- Job: State the number of lines in the material below that have "Custom" in them, without any other text.
□ □ □
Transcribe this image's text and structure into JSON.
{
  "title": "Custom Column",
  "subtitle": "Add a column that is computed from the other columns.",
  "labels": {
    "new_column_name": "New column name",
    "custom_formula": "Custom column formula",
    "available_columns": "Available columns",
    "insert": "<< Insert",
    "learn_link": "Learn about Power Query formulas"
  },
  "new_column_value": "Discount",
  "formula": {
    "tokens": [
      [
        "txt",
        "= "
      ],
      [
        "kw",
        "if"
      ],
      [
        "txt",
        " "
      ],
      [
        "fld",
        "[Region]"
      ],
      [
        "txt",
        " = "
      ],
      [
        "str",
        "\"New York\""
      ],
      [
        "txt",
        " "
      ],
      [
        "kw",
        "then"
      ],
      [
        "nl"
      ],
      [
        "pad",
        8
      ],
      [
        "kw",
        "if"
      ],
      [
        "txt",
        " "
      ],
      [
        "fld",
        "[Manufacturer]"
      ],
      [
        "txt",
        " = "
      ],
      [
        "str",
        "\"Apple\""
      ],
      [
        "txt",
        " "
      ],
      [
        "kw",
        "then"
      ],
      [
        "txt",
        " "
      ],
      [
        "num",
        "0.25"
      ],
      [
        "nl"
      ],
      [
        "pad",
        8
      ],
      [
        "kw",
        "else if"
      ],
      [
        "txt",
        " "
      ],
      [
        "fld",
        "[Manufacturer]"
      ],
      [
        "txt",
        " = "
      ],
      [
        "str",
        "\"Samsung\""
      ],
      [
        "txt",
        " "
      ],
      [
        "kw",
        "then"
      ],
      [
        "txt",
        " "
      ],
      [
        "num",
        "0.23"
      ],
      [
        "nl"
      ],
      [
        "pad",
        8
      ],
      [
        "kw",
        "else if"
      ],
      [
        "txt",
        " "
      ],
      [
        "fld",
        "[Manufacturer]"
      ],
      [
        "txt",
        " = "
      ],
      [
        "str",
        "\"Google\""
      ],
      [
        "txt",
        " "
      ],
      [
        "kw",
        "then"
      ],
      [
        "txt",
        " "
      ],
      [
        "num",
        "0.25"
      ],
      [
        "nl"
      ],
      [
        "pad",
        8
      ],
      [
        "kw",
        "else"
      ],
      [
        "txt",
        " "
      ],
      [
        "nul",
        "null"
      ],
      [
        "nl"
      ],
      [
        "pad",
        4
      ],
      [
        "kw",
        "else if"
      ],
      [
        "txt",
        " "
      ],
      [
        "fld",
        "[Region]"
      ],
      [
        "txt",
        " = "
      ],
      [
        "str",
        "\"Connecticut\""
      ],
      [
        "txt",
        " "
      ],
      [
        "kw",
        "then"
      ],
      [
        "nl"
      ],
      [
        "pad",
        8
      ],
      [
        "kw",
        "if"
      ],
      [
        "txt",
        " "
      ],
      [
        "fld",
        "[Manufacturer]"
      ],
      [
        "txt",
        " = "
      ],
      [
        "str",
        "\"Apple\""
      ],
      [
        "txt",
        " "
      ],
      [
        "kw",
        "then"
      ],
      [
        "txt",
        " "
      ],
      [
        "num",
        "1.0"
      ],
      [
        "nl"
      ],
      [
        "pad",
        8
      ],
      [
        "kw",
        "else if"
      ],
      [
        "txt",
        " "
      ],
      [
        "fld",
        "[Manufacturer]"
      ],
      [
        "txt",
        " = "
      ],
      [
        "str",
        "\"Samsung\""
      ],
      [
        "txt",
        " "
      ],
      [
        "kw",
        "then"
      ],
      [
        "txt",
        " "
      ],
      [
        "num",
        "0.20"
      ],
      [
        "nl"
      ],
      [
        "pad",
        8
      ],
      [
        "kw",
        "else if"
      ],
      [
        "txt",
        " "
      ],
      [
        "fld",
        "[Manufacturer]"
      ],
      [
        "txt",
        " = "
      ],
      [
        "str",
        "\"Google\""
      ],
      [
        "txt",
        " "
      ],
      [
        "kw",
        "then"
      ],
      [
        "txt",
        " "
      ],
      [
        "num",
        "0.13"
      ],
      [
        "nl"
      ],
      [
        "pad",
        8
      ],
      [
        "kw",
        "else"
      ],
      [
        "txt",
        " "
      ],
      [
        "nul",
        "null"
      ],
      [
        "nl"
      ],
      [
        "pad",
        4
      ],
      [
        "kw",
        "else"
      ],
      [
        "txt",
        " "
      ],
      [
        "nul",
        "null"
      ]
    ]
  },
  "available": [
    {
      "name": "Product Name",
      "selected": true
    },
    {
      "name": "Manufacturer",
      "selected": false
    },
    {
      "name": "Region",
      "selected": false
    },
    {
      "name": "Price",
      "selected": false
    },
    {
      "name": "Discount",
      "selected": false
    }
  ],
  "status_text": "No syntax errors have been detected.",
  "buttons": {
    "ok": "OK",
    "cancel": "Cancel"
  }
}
□ □ □
- Full output: 2